• _EXERCISE BRIEF_:
No pictures belong in the copy. Restate the rest of the data exactly.

• _INPUT DATA_:
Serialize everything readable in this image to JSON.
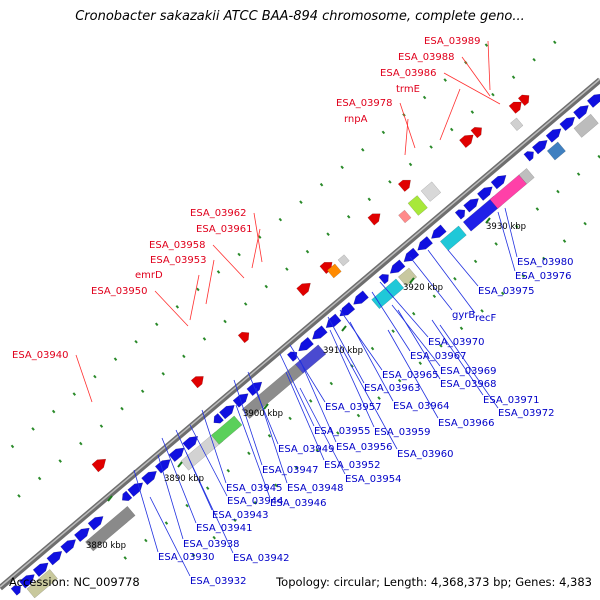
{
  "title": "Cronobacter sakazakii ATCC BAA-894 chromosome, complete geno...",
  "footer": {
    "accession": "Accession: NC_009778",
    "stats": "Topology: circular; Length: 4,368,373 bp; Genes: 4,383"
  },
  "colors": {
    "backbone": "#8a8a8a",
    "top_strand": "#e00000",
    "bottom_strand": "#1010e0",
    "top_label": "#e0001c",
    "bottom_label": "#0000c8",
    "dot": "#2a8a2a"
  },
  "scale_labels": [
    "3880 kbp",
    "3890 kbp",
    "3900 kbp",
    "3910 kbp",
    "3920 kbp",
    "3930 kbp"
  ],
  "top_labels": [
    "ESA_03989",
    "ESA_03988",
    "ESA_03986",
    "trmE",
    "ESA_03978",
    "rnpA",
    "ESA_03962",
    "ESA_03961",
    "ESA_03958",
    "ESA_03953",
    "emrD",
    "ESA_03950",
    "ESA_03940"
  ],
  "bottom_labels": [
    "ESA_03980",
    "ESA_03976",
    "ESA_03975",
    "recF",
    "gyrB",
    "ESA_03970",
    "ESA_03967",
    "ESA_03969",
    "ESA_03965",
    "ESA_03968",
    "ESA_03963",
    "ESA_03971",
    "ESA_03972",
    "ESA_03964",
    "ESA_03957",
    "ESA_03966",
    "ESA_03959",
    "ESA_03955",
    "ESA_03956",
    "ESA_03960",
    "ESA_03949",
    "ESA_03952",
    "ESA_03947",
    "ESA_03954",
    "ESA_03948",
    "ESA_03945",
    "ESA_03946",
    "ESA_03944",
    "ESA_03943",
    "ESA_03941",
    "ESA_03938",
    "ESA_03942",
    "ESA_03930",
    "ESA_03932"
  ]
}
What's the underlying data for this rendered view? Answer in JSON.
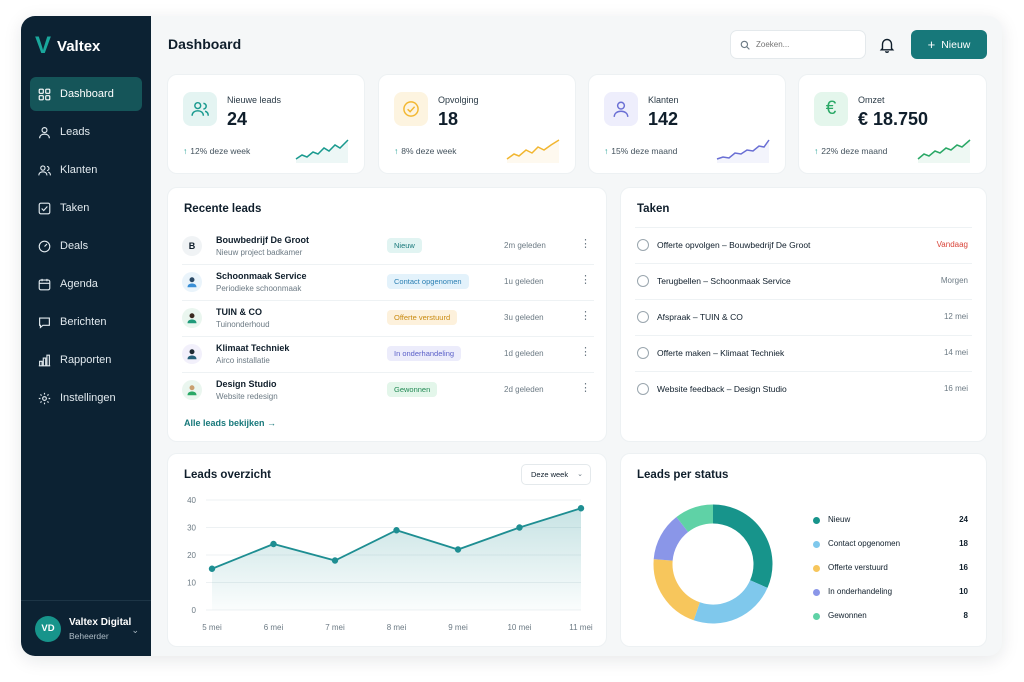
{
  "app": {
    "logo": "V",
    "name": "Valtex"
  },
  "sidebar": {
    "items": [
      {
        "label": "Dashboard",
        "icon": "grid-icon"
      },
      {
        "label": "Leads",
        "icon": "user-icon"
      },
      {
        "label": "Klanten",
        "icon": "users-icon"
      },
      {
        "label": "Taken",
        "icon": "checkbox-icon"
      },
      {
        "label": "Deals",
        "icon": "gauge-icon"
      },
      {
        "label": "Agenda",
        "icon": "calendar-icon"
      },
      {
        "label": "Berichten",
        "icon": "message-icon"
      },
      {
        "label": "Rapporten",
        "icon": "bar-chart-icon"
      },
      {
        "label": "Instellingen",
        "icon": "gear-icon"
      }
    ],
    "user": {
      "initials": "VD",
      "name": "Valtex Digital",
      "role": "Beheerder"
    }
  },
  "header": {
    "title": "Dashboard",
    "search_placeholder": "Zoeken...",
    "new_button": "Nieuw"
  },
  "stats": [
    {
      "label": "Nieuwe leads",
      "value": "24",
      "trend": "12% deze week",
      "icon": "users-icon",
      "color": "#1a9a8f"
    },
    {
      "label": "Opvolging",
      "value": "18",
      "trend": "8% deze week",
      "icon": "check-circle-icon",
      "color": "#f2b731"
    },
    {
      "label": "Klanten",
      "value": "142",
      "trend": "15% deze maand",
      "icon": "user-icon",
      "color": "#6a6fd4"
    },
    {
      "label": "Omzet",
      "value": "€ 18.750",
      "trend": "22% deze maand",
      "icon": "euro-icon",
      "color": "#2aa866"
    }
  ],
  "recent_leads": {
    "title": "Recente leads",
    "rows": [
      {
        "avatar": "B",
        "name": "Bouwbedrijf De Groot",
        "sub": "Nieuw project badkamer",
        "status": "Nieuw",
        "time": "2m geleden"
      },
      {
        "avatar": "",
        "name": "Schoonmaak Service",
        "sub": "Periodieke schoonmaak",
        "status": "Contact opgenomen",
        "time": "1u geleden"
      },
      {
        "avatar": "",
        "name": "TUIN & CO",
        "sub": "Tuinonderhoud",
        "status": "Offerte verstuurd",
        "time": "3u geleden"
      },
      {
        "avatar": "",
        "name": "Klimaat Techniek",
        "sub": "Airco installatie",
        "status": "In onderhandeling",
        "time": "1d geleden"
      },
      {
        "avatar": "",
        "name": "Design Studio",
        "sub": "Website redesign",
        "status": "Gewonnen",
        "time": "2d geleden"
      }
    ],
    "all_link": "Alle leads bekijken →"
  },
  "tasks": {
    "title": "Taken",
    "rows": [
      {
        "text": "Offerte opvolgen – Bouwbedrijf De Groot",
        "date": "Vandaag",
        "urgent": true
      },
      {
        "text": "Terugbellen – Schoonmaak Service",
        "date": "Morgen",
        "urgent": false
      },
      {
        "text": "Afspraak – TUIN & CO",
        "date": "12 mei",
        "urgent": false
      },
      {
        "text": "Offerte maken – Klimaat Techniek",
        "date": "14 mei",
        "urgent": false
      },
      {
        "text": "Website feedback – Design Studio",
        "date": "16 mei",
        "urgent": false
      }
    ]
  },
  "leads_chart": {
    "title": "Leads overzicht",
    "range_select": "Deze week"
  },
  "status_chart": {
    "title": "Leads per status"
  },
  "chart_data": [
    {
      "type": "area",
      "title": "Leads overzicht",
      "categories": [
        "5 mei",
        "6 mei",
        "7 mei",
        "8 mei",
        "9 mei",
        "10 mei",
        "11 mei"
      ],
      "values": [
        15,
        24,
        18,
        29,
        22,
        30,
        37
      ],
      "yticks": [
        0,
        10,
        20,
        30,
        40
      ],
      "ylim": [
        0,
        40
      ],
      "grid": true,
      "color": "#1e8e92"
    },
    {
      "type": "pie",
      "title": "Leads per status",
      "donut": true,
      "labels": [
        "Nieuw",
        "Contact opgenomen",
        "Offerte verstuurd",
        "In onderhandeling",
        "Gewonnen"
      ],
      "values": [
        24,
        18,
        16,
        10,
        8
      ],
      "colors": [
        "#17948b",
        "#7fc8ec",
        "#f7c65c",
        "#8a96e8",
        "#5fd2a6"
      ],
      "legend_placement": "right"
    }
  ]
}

• _REPLY TO THE TASK_:
Serialize everything readable in this image to JSON.
{
  "title": "Cronobacter sakazakii ATCC BAA-894 chromosome, complete geno...",
  "footer": {
    "accession": "Accession: NC_009778",
    "stats": "Topology: circular; Length: 4,368,373 bp; Genes: 4,383"
  },
  "colors": {
    "backbone": "#8a8a8a",
    "top_strand": "#e00000",
    "bottom_strand": "#1010e0",
    "top_label": "#e0001c",
    "bottom_label": "#0000c8",
    "dot": "#2a8a2a"
  },
  "scale_labels": [
    "3880 kbp",
    "3890 kbp",
    "3900 kbp",
    "3910 kbp",
    "3920 kbp",
    "3930 kbp"
  ],
  "top_labels": [
    "ESA_03989",
    "ESA_03988",
    "ESA_03986",
    "trmE",
    "ESA_03978",
    "rnpA",
    "ESA_03962",
    "ESA_03961",
    "ESA_03958",
    "ESA_03953",
    "emrD",
    "ESA_03950",
    "ESA_03940"
  ],
  "bottom_labels": [
    "ESA_03980",
    "ESA_03976",
    "ESA_03975",
    "recF",
    "gyrB",
    "ESA_03970",
    "ESA_03967",
    "ESA_03969",
    "ESA_03965",
    "ESA_03968",
    "ESA_03963",
    "ESA_03971",
    "ESA_03972",
    "ESA_03964",
    "ESA_03957",
    "ESA_03966",
    "ESA_03959",
    "ESA_03955",
    "ESA_03956",
    "ESA_03960",
    "ESA_03949",
    "ESA_03952",
    "ESA_03947",
    "ESA_03954",
    "ESA_03948",
    "ESA_03945",
    "ESA_03946",
    "ESA_03944",
    "ESA_03943",
    "ESA_03941",
    "ESA_03938",
    "ESA_03942",
    "ESA_03930",
    "ESA_03932"
  ]
}
What's the underlying data for this rendered view? Answer in JSON.
{
  "app": {
    "logo": "V",
    "name": "Valtex"
  },
  "sidebar": {
    "items": [
      {
        "label": "Dashboard",
        "icon": "grid-icon"
      },
      {
        "label": "Leads",
        "icon": "user-icon"
      },
      {
        "label": "Klanten",
        "icon": "users-icon"
      },
      {
        "label": "Taken",
        "icon": "checkbox-icon"
      },
      {
        "label": "Deals",
        "icon": "gauge-icon"
      },
      {
        "label": "Agenda",
        "icon": "calendar-icon"
      },
      {
        "label": "Berichten",
        "icon": "message-icon"
      },
      {
        "label": "Rapporten",
        "icon": "bar-chart-icon"
      },
      {
        "label": "Instellingen",
        "icon": "gear-icon"
      }
    ],
    "user": {
      "initials": "VD",
      "name": "Valtex Digital",
      "role": "Beheerder"
    }
  },
  "header": {
    "title": "Dashboard",
    "search_placeholder": "Zoeken...",
    "new_button": "Nieuw"
  },
  "stats": [
    {
      "label": "Nieuwe leads",
      "value": "24",
      "trend": "12% deze week",
      "icon": "users-icon",
      "color": "#1a9a8f"
    },
    {
      "label": "Opvolging",
      "value": "18",
      "trend": "8% deze week",
      "icon": "check-circle-icon",
      "color": "#f2b731"
    },
    {
      "label": "Klanten",
      "value": "142",
      "trend": "15% deze maand",
      "icon": "user-icon",
      "color": "#6a6fd4"
    },
    {
      "label": "Omzet",
      "value": "€ 18.750",
      "trend": "22% deze maand",
      "icon": "euro-icon",
      "color": "#2aa866"
    }
  ],
  "recent_leads": {
    "title": "Recente leads",
    "rows": [
      {
        "avatar": "B",
        "name": "Bouwbedrijf De Groot",
        "sub": "Nieuw project badkamer",
        "status": "Nieuw",
        "time": "2m geleden"
      },
      {
        "avatar": "",
        "name": "Schoonmaak Service",
        "sub": "Periodieke schoonmaak",
        "status": "Contact opgenomen",
        "time": "1u geleden"
      },
      {
        "avatar": "",
        "name": "TUIN & CO",
        "sub": "Tuinonderhoud",
        "status": "Offerte verstuurd",
        "time": "3u geleden"
      },
      {
        "avatar": "",
        "name": "Klimaat Techniek",
        "sub": "Airco installatie",
        "status": "In onderhandeling",
        "time": "1d geleden"
      },
      {
        "avatar": "",
        "name": "Design Studio",
        "sub": "Website redesign",
        "status": "Gewonnen",
        "time": "2d geleden"
      }
    ],
    "all_link": "Alle leads bekijken →"
  },
  "tasks": {
    "title": "Taken",
    "rows": [
      {
        "text": "Offerte opvolgen – Bouwbedrijf De Groot",
        "date": "Vandaag",
        "urgent": true
      },
      {
        "text": "Terugbellen – Schoonmaak Service",
        "date": "Morgen",
        "urgent": false
      },
      {
        "text": "Afspraak – TUIN & CO",
        "date": "12 mei",
        "urgent": false
      },
      {
        "text": "Offerte maken – Klimaat Techniek",
        "date": "14 mei",
        "urgent": false
      },
      {
        "text": "Website feedback – Design Studio",
        "date": "16 mei",
        "urgent": false
      }
    ]
  },
  "leads_chart": {
    "title": "Leads overzicht",
    "range_select": "Deze week"
  },
  "status_chart": {
    "title": "Leads per status"
  },
  "chart_data": [
    {
      "type": "area",
      "title": "Leads overzicht",
      "categories": [
        "5 mei",
        "6 mei",
        "7 mei",
        "8 mei",
        "9 mei",
        "10 mei",
        "11 mei"
      ],
      "values": [
        15,
        24,
        18,
        29,
        22,
        30,
        37
      ],
      "yticks": [
        0,
        10,
        20,
        30,
        40
      ],
      "ylim": [
        0,
        40
      ],
      "grid": true,
      "color": "#1e8e92"
    },
    {
      "type": "pie",
      "title": "Leads per status",
      "donut": true,
      "labels": [
        "Nieuw",
        "Contact opgenomen",
        "Offerte verstuurd",
        "In onderhandeling",
        "Gewonnen"
      ],
      "values": [
        24,
        18,
        16,
        10,
        8
      ],
      "colors": [
        "#17948b",
        "#7fc8ec",
        "#f7c65c",
        "#8a96e8",
        "#5fd2a6"
      ],
      "legend_placement": "right"
    }
  ]
}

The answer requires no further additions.